# [EXTRACTED RECORDS]
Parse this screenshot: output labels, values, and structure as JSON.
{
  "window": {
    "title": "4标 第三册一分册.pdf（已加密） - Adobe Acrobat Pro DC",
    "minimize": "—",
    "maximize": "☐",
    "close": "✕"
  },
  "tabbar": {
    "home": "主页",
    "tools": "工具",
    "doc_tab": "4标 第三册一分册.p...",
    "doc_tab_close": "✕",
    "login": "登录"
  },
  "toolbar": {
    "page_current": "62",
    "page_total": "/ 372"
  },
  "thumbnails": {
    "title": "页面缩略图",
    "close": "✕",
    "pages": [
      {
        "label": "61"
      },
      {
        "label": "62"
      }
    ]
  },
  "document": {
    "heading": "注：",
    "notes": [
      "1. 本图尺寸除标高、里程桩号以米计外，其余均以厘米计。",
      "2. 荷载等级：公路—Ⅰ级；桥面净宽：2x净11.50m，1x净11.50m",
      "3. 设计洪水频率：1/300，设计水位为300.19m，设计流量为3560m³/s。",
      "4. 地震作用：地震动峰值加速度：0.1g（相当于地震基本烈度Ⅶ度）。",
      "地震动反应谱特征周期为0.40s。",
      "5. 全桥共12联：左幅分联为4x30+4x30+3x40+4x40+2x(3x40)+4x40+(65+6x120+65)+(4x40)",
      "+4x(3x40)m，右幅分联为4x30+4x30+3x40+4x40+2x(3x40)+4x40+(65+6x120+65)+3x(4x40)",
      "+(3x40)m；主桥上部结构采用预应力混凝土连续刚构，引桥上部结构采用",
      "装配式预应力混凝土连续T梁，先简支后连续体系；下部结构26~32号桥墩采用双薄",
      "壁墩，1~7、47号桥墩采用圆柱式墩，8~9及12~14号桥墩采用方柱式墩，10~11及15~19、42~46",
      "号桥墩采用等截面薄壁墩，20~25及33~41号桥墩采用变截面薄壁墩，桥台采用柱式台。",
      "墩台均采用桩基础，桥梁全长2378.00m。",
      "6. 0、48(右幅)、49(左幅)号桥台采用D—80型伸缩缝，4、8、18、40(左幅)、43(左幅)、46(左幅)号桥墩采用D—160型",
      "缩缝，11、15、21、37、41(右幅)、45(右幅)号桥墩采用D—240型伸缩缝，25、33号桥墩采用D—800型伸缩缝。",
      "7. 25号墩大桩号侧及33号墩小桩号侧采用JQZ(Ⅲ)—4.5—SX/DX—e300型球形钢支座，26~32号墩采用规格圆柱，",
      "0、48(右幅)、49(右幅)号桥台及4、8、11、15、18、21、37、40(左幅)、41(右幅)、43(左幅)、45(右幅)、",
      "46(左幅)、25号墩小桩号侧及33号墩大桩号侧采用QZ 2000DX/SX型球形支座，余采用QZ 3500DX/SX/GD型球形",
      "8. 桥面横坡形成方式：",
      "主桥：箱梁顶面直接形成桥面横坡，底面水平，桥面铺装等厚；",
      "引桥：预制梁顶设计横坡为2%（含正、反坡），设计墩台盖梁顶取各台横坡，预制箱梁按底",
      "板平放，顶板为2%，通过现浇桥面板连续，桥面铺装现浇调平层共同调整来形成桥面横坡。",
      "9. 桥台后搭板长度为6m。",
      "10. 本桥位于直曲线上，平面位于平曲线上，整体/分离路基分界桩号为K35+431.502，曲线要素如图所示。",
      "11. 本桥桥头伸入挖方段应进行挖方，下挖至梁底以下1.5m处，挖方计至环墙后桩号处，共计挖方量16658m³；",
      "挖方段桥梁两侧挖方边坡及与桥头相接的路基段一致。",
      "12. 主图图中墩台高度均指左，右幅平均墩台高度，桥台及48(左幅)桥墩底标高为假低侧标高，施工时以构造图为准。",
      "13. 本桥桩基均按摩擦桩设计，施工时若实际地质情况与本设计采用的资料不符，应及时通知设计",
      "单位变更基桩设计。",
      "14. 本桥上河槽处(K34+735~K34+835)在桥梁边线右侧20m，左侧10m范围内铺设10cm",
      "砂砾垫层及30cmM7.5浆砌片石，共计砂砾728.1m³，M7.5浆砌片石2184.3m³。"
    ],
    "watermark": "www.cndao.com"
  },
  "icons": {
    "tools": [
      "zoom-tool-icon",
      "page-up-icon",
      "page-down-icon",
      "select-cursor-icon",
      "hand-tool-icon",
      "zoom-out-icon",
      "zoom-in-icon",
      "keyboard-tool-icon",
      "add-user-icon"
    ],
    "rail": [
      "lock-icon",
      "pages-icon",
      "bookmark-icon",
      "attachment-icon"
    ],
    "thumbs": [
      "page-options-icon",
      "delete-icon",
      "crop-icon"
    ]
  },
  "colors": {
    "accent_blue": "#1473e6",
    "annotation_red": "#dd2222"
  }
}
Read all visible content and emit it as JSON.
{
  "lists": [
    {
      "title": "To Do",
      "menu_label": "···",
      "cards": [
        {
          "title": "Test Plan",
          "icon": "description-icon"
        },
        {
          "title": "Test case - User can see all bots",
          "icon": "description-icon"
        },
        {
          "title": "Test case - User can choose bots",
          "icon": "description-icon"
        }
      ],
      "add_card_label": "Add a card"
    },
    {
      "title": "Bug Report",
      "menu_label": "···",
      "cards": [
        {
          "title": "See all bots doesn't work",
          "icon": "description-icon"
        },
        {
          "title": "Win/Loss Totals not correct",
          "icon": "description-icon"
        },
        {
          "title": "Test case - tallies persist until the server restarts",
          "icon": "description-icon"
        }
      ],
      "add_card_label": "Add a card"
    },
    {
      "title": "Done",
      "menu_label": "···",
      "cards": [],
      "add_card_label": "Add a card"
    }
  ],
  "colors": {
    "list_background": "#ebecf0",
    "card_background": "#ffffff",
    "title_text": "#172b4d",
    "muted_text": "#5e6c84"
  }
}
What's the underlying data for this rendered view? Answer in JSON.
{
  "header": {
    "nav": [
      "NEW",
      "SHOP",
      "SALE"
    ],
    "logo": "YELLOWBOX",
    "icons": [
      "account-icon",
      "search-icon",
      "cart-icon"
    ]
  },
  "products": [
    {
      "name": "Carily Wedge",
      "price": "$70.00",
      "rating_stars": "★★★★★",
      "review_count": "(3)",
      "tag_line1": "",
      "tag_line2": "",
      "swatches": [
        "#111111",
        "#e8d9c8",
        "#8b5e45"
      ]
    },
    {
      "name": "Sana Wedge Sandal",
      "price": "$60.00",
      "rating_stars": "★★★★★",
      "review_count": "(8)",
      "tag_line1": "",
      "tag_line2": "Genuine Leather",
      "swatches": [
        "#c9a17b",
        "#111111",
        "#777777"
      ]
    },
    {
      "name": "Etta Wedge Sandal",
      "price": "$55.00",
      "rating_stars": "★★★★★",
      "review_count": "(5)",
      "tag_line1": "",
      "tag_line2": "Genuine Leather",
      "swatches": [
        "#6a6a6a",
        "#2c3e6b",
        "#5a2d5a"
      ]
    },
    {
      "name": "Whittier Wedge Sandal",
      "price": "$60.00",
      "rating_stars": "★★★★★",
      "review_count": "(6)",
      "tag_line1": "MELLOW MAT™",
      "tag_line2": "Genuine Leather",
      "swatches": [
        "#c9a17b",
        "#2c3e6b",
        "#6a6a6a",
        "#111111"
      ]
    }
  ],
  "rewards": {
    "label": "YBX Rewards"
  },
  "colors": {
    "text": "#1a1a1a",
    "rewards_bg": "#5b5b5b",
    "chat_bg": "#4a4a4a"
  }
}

# [WHAT THE TASK ASKS]
Your answer should be a single number: the count of lines holding the word "号桥墩采用D".

# [WRITTEN ANSWER]
2